**Extracted data**
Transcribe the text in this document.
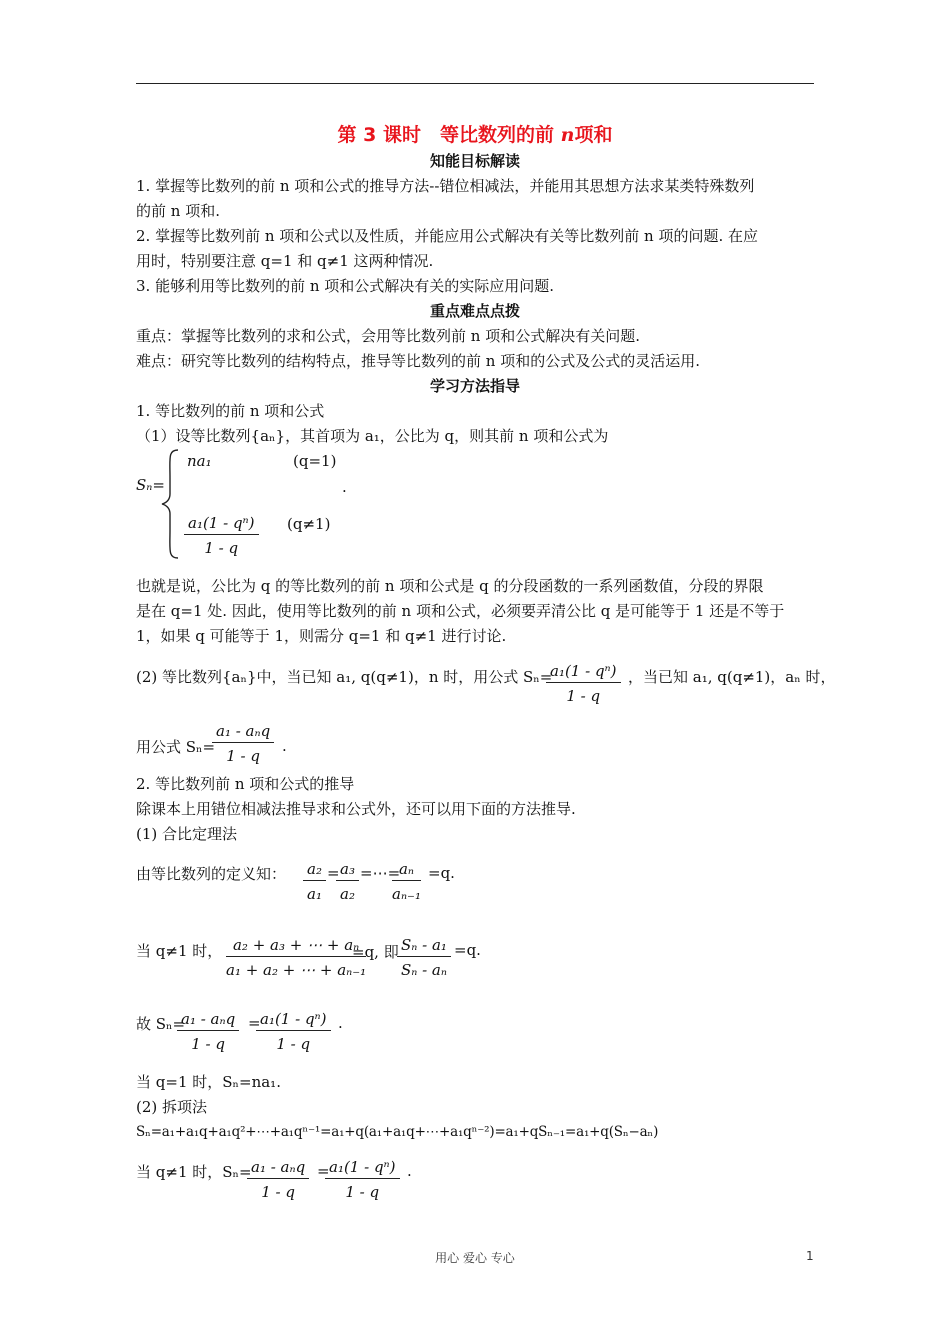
第 3 课时　等比数列的前 n项和
知能目标解读
1. 掌握等比数列的前 n 项和公式的推导方法--错位相减法，并能用其思想方法求某类特殊数列
的前 n 项和.
2. 掌握等比数列前 n 项和公式以及性质，并能应用公式解决有关等比数列前 n 项的问题. 在应
用时，特别要注意 q=1 和 q≠1 这两种情况.
3. 能够利用等比数列的前 n 项和公式解决有关的实际应用问题.
重点难点点拨
重点：掌握等比数列的求和公式，会用等比数列前 n 项和公式解决有关问题.
难点：研究等比数列的结构特点，推导等比数列的前 n 项和的公式及公式的灵活运用.
学习方法指导
1. 等比数列的前 n 项和公式
（1）设等比数列{aₙ}，其首项为 a₁，公比为 q，则其前 n 项和公式为
Sₙ=
na₁	(q=1)
.
$\frac{\text{a₁(1 - qⁿ)}}{1 - q} (q\ne 1)$
也就是说，公比为 q 的等比数列的前 n 项和公式是 q 的分段函数的一系列函数值，分段的界限
是在 q=1 处. 因此，使用等比数列的前 n 项和公式，必须要弄清公比 q 是可能等于 1 还是不等于
1，如果 q 可能等于 1，则需分 q=1 和 q≠1 进行讨论.
(2) 等比数列{aₙ}中，当已知 a₁, q(q≠1)，n 时，用公式 Sₙ=
$\frac{\text{a₁(1 - qⁿ)}}{1 - q}$ ，当已知 a₁, q(q≠1)，aₙ 时，
用公式 Sₙ=
a₁ - aₙq
1 - q
.
2. 等比数列前 n 项和公式的推导
除课本上用错位相减法推导求和公式外，还可以用下面的方法推导.
(1) 合比定理法
由等比数列的定义知： $\frac{\text{a₂}}{\text{a₁}}$ =
$\frac{\text{a₃}}{\text{a₂}}$ =⋯=
$\frac{\text{aₙ}}{\text{aₙ₋₁}} =q$.
当 q≠1 时， $\frac{\text{a₂ + a₃ + ⋯ + aₙ}}{\text{a₁ + a₂ + ⋯ + aₙ₋₁}}$
=q, 即
$\frac{\text{Sₙ - a₁}}{\text{Sₙ - aₙ}} =q$.
故 Sₙ=
a₁ - aₙq
1 - q
=
$\frac{\text{a₁(1 - qⁿ)}}{1 - q}$ .
当 q=1 时，Sₙ=na₁.
(2) 拆项法
Sₙ=a₁+a₁q+a₁q²+⋯+a₁qⁿ⁻¹=a₁+q(a₁+a₁q+⋯+a₁qⁿ⁻²)=a₁+qSₙ₋₁=a₁+q(Sₙ−aₙ)
当 q≠1 时，Sₙ= a₁ - aₙq
1 - q
=
$\frac{\text{a₁(1 - qⁿ)}}{1 - q}$ .
用心 爱心 专心	1
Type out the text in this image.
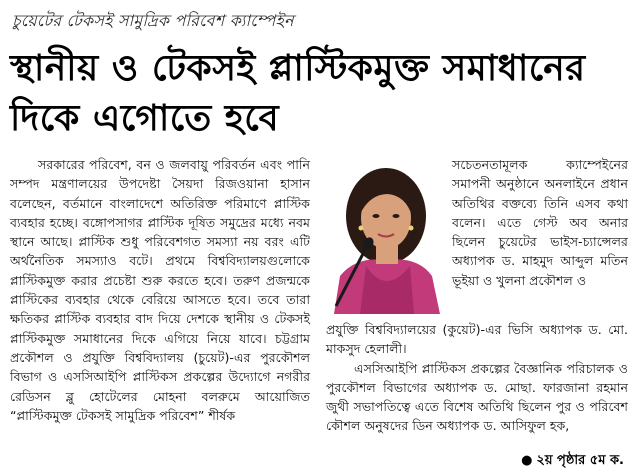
চুয়েটের টেকসই সামুদ্রিক পরিবেশ ক্যাম্পেইন
স্থানীয় ও টেকসই প্লাস্টিকমুক্ত সমাধানের দিকে এগোতে হবে

সরকারের পরিবেশ, বন ও জলবায়ু পরিবর্তন এবং পানি সম্পদ মন্ত্রণালয়ের উপদেষ্টা সৈয়দা রিজওয়ানা হাসান বলেছেন, বর্তমানে বাংলাদেশে অতিরিক্ত পরিমাণে প্লাস্টিক ব্যবহার হচ্ছে। বঙ্গোপসাগর প্লাস্টিক দূষিত সমুদ্রের মধ্যে নবম স্থানে আছে। প্লাস্টিক শুধু পরিবেশগত সমস্যা নয় বরং এটি অর্থনৈতিক সমস্যাও বটে। প্রথমে বিশ্ববিদ্যালয়গুলোকে প্লাস্টিকমুক্ত করার প্রচেষ্টা শুরু করতে হবে। তরুণ প্রজন্মকে প্লাস্টিকের ব্যবহার থেকে বেরিয়ে আসতে হবে। তবে তারা ক্ষতিকর প্লাস্টিক ব্যবহার বাদ দিয়ে দেশকে স্থানীয় ও টেকসই প্লাস্টিকমুক্ত সমাধানের দিকে এগিয়ে নিয়ে যাবে। চট্টগ্রাম প্রকৌশল ও প্রযুক্তি বিশ্ববিদ্যালয় (চুয়েট)-এর পুরকৌশল বিভাগ ও এসসিআইপি প্লাস্টিকস প্রকল্পের উদ্যোগে নগরীর রেডিসন ব্লু হোটেলের মোহনা বলরুমে আয়োজিত “প্লাস্টিকমুক্ত টেকসই সামুদ্রিক পরিবেশ” শীর্ষক

সচেতনতামূলক ক্যাম্পেইনের সমাপনী অনুষ্ঠানে অনলাইনে প্রধান অতিথির বক্তব্যে তিনি এসব কথা বলেন। এতে গেস্ট অব অনার ছিলেন চুয়েটের ভাইস-চ্যান্সেলর অধ্যাপক ড. মাহমুদ আব্দুল মতিন ভূইয়া ও খুলনা প্রকৌশল ও

প্রযুক্তি বিশ্ববিদ্যালয়ের (কুয়েট)-এর ভিসি অধ্যাপক ড. মো. মাকসুদ হেলালী।

এসসিআইপি প্লাস্টিকস প্রকল্পের বৈজ্ঞানিক পরিচালক ও পুরকৌশল বিভাগের অধ্যাপক ড. মোছা. ফারজানা রহমান জুথী সভাপতিত্বে এতে বিশেষ অতিথি ছিলেন পুর ও পরিবেশ কৌশল অনুষদের ডিন অধ্যাপক ড. আসিফুল হক,

● ২য় পৃষ্ঠার ৫ম ক.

**Instructions to follow**
Tally the lines of the listing that include "text". Reply with nothing but the count.

**Solution to this task**
11